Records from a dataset
----------------
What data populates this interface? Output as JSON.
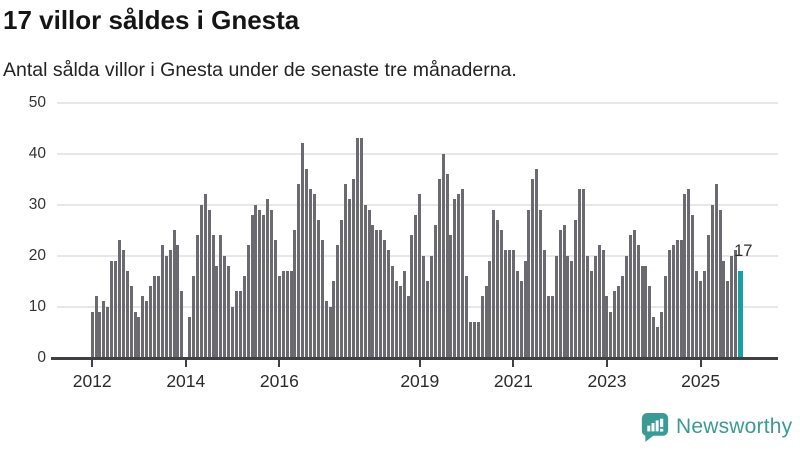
{
  "header": {
    "title": "17 villor såldes i Gnesta",
    "subtitle": "Antal sålda villor i Gnesta under de senaste tre månaderna."
  },
  "chart_data": {
    "type": "bar",
    "title": "17 villor såldes i Gnesta",
    "subtitle": "Antal sålda villor i Gnesta under de senaste tre månaderna.",
    "x_start_year": 2012,
    "x_interval": "monthly",
    "ylim": [
      0,
      50
    ],
    "yticks": [
      0,
      10,
      20,
      30,
      40,
      50
    ],
    "xtick_years": [
      2012,
      2014,
      2016,
      2019,
      2021,
      2023,
      2025
    ],
    "grid": "horizontal",
    "legend": "none",
    "bar_color": "#6a6a70",
    "highlight": {
      "index": 166,
      "value": 17,
      "label": "17",
      "color": "#16a0a0"
    },
    "values": [
      9,
      12,
      9,
      11,
      10,
      19,
      19,
      23,
      21,
      17,
      14,
      9,
      8,
      12,
      11,
      14,
      16,
      16,
      22,
      20,
      21,
      25,
      22,
      13,
      0,
      8,
      16,
      24,
      30,
      32,
      29,
      24,
      18,
      24,
      20,
      18,
      10,
      13,
      13,
      16,
      22,
      28,
      30,
      29,
      28,
      31,
      29,
      23,
      16,
      17,
      17,
      17,
      25,
      34,
      42,
      37,
      33,
      32,
      27,
      23,
      11,
      10,
      15,
      22,
      27,
      34,
      31,
      35,
      43,
      43,
      30,
      29,
      26,
      25,
      25,
      23,
      21,
      18,
      15,
      14,
      17,
      12,
      24,
      28,
      32,
      20,
      15,
      20,
      26,
      35,
      40,
      36,
      24,
      31,
      32,
      33,
      16,
      7,
      7,
      7,
      12,
      14,
      19,
      29,
      27,
      25,
      21,
      21,
      21,
      17,
      15,
      19,
      29,
      35,
      37,
      29,
      21,
      12,
      12,
      20,
      25,
      26,
      20,
      19,
      27,
      33,
      33,
      20,
      17,
      20,
      22,
      21,
      12,
      9,
      13,
      14,
      16,
      20,
      24,
      25,
      22,
      18,
      18,
      14,
      8,
      6,
      9,
      16,
      21,
      22,
      23,
      23,
      32,
      33,
      28,
      17,
      15,
      17,
      24,
      30,
      34,
      29,
      19,
      15,
      20,
      21,
      17
    ]
  },
  "footer": {
    "brand": "Newsworthy"
  }
}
----------------
(WHAT IS REQUIRED):
Set the entries down again exactly. Do not include the images.

(RESULT BELOW):
What data populates this interface? Output as JSON.
{
  "header": {
    "title": "17 villor såldes i Gnesta",
    "subtitle": "Antal sålda villor i Gnesta under de senaste tre månaderna."
  },
  "chart_data": {
    "type": "bar",
    "title": "17 villor såldes i Gnesta",
    "subtitle": "Antal sålda villor i Gnesta under de senaste tre månaderna.",
    "x_start_year": 2012,
    "x_interval": "monthly",
    "ylim": [
      0,
      50
    ],
    "yticks": [
      0,
      10,
      20,
      30,
      40,
      50
    ],
    "xtick_years": [
      2012,
      2014,
      2016,
      2019,
      2021,
      2023,
      2025
    ],
    "grid": "horizontal",
    "legend": "none",
    "bar_color": "#6a6a70",
    "highlight": {
      "index": 166,
      "value": 17,
      "label": "17",
      "color": "#16a0a0"
    },
    "values": [
      9,
      12,
      9,
      11,
      10,
      19,
      19,
      23,
      21,
      17,
      14,
      9,
      8,
      12,
      11,
      14,
      16,
      16,
      22,
      20,
      21,
      25,
      22,
      13,
      0,
      8,
      16,
      24,
      30,
      32,
      29,
      24,
      18,
      24,
      20,
      18,
      10,
      13,
      13,
      16,
      22,
      28,
      30,
      29,
      28,
      31,
      29,
      23,
      16,
      17,
      17,
      17,
      25,
      34,
      42,
      37,
      33,
      32,
      27,
      23,
      11,
      10,
      15,
      22,
      27,
      34,
      31,
      35,
      43,
      43,
      30,
      29,
      26,
      25,
      25,
      23,
      21,
      18,
      15,
      14,
      17,
      12,
      24,
      28,
      32,
      20,
      15,
      20,
      26,
      35,
      40,
      36,
      24,
      31,
      32,
      33,
      16,
      7,
      7,
      7,
      12,
      14,
      19,
      29,
      27,
      25,
      21,
      21,
      21,
      17,
      15,
      19,
      29,
      35,
      37,
      29,
      21,
      12,
      12,
      20,
      25,
      26,
      20,
      19,
      27,
      33,
      33,
      20,
      17,
      20,
      22,
      21,
      12,
      9,
      13,
      14,
      16,
      20,
      24,
      25,
      22,
      18,
      18,
      14,
      8,
      6,
      9,
      16,
      21,
      22,
      23,
      23,
      32,
      33,
      28,
      17,
      15,
      17,
      24,
      30,
      34,
      29,
      19,
      15,
      20,
      21,
      17
    ]
  },
  "footer": {
    "brand": "Newsworthy"
  }
}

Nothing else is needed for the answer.